-- BEGIN Passage to read --
Gary Reasons

No. 55, 52
- Position: Linebacker

Personal information
- Born: February 18, 1962 (age 64) Chicago, Illinois, U.S.
- Listed height: 6 ft 4 in (1.93 m)
- Listed weight: 235 lb (107 kg)

Career information
- High school: Crowley (Crowley, Texas)
- College: Northwestern State
- NFL draft: 1984 (4th round, 105th overall pick)

Career history
- New York Giants (1984–1991); Cincinnati Bengals (1992);

Awards and highlights
- 2× Super Bowl champion (XXI, XXV); PFWA All-Rookie Team (1984); 76th greatest New York Giant of all-time; 3× All-American (Div I-AA) (1981, 1982, 1983);

Career NFL statistics
- Sacks: 3.5
- Interceptions: 10
- Fumble recoveries: 9
- Stats at Pro Football Reference
- College Football Hall of Fame

= Gary Reasons =

American football player (born 1962)

Gary Phillip Reasons (born February 18, 1962) is an American former professional football player who was a linebacker in the National Football League (NFL). He played college football for the Northwestern State Demons from 1980 to 1983 and was the first player chosen as a first-team Division I-AA All-America team in three consecutive years. He also played professional football in the NFL for the New York Giants (1984–1991) and Cincinnati Bengals (1992). He played on the Giants teams that won Super Bowl XXI and Super Bowl XXV. Reasons later worked as a college football television analyst and sideline reporter for ABC/ESPN and Fox Sports Southwest. He has been inducted into the College Football Hall of Fame and the Louisiana Sports Hall of Fame.

==Early life==
Reasons was born in 1962 in Chicago. He grew up in Texas and attended Crowley High School in Crowley, Texas. He played at linebacker and tight end for the Crowley football team and played other sports as well, earning a total of 13 varsity letters from 1976 to 1980.

==Northwestern State==
Reasons attended Northwestern State University in Natchitoches, Louisiana. He played college football as a linebacker for the Northwestern State Demons football team from 1980 to 1983. He set Northwestern State records for most tackles in a game (24), a season (172) and in a career (394). He was the first player to be named three times to the Division I-AA All-America team selected by the American Football Coaches Association (AFCA). As a senior, he was selected as a third-team All-American by Gannett News Service, an honor that typically only goes to Division I-A players.

==NFL==
Reasons was selected by the New York Giants in the fourth round (105th overall pick) of the 1984 NFL draft. He played for the Giants for eight years from 1984 to 1991, appearing in 122 games, including 80 as a starter. In December 1989, Reasons made a diving tackle against Bobby Humphrey of the Denver Broncos in the snow at Mile High Stadium in Denver. Reasons stopped Humphrey short of the goal-line, and the Giants won the game, helping them advance to the playoffs. Three years later, The New York Times published an article about the hit, writing, Reasons, a Giant linebacker, tackled a man with his head. In fact, his head tackled the other guy's head in midair. It was such a spectacular collision that, Reasons said, people still exclaim about it.
-- END Passage to read --
▸ **Actions to take**
(a) In the article on Gary Reasons, how many tackles did he record in his career at Northwestern State?
(b) Summarize the article on Gary Reasons in two sentences.
(c) Resume the article on Gary Reasons after its last sentence and carry it forward.
-- BEGIN Information shown --
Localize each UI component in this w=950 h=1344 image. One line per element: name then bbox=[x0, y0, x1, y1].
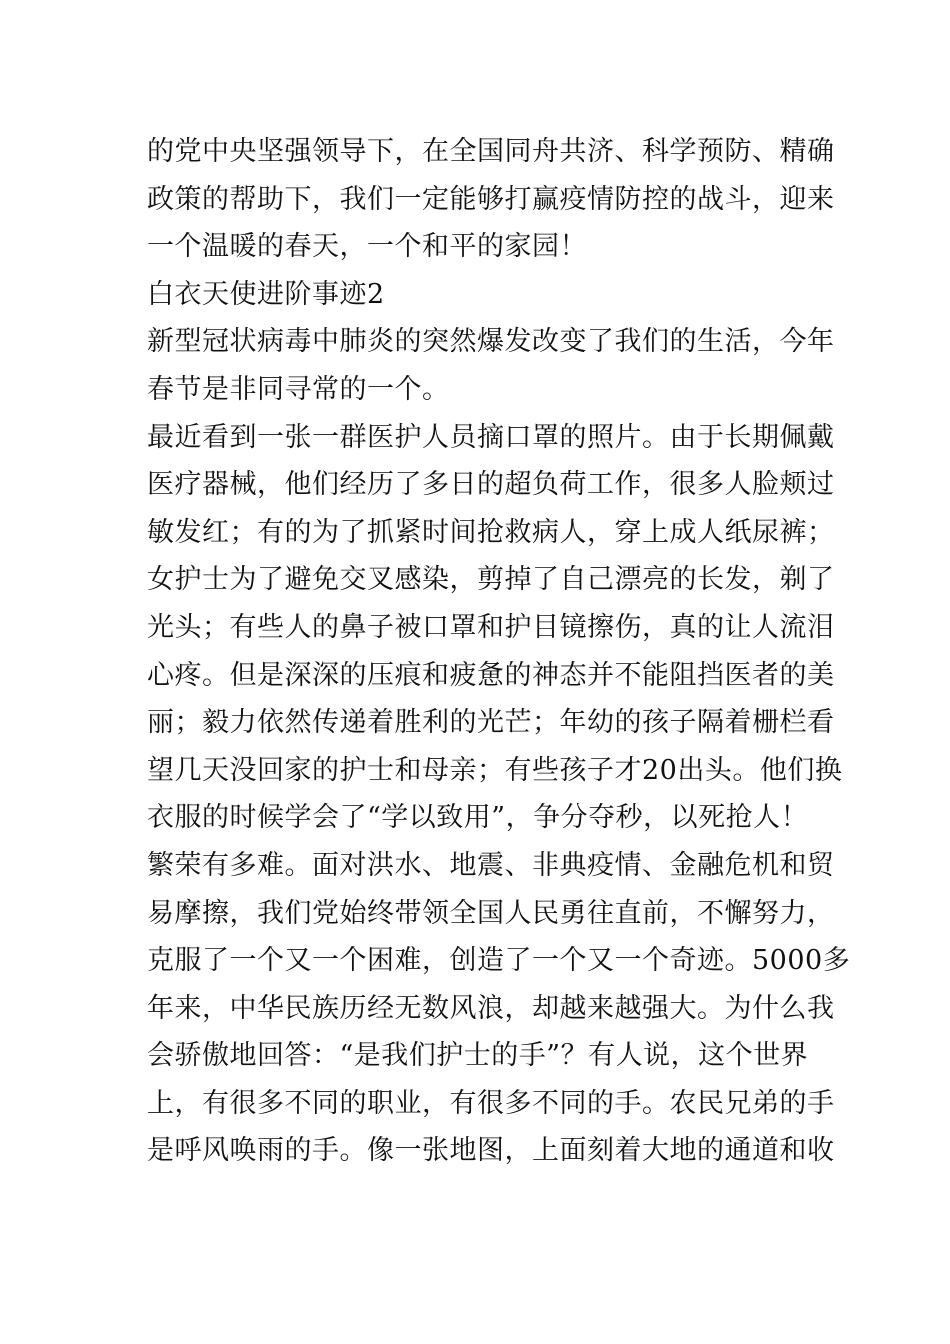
-- END Information shown --
▸ **Task results**
(a) 394

(b) Gary Reasons, born in Chicago in 1962 and raised in Texas, was a linebacker who set tackling records at Northwestern State and became the first player named a first-team Division I-AA All-American three years in a row. He played in the NFL for the New York Giants from 1984 to 1991, winning Super Bowls XXI and XXV, and for the Cincinnati Bengals in 1992, and he later worked as a college football television analyst and was inducted into the College Football Hall of Fame.

(c)
Reasons also made a notable play during the 1990 NFC Championship Game against the San Francisco 49ers, running for 30 yards on a fourth-quarter fake punt play, which helped the Giants win 15-13 and advance to Super Bowl XXV.

In early 1992, the Giants did not include Reasons on their 37-man Plan B protected list. He returned to the Giants but injured his knee during training camp and was released on injury settlement. He signed with the Cincinnati Bengals in September 1992. He appeared in 12 games for the Bengals, nine as a starter, in 1992.

Reasons played in the NFL for nine seasons, appeared in 134 games, and totaled 10 interceptions, 137 interception return yards, nine fumble recoveries, and three-and-a-half sacks.

==Honors==
Reasons has received multiple honors for his football career, including the following:
- In 1984, Northwestern State retired his No. 34 jersey, one of only three to have been retired by the school.
- On April 5, 1991, Reasons was honored by the Northwestern State and city of Natchitoches with the celebration of "Gary Reasons Day". As part of the celebration, he was enshrined in the Natchitoches "Walk of Honor".
- Reasons was inducted into the College Football Hall of Fame in 1996. He was inducted as part of the first group of players from smaller schools.
- He was also inducted into Northwestern State's N-Club Hall of Fame in 1996.
- In 1997, he was also inducted into the Louisiana Sports Hall of Fame.

==Later life==
Reasons married Terri Matthews, and they had three children: Nicholas, Randi, and Lacy. He owned and operated a company that supplied amusement machines to restaurants, clubs, and arcades in the Houston ara.

Reasons was also the owner and president of the Oklahoma City Yard Dawgz of the AF2 arena football league. He also served as the team's head coach in 2004 and again in 2008.

Reasons also worked for more than 20 years as a college football game analyst, color commentator, and sideline reporter for ABC/ESPN and Fox Sports Southwest.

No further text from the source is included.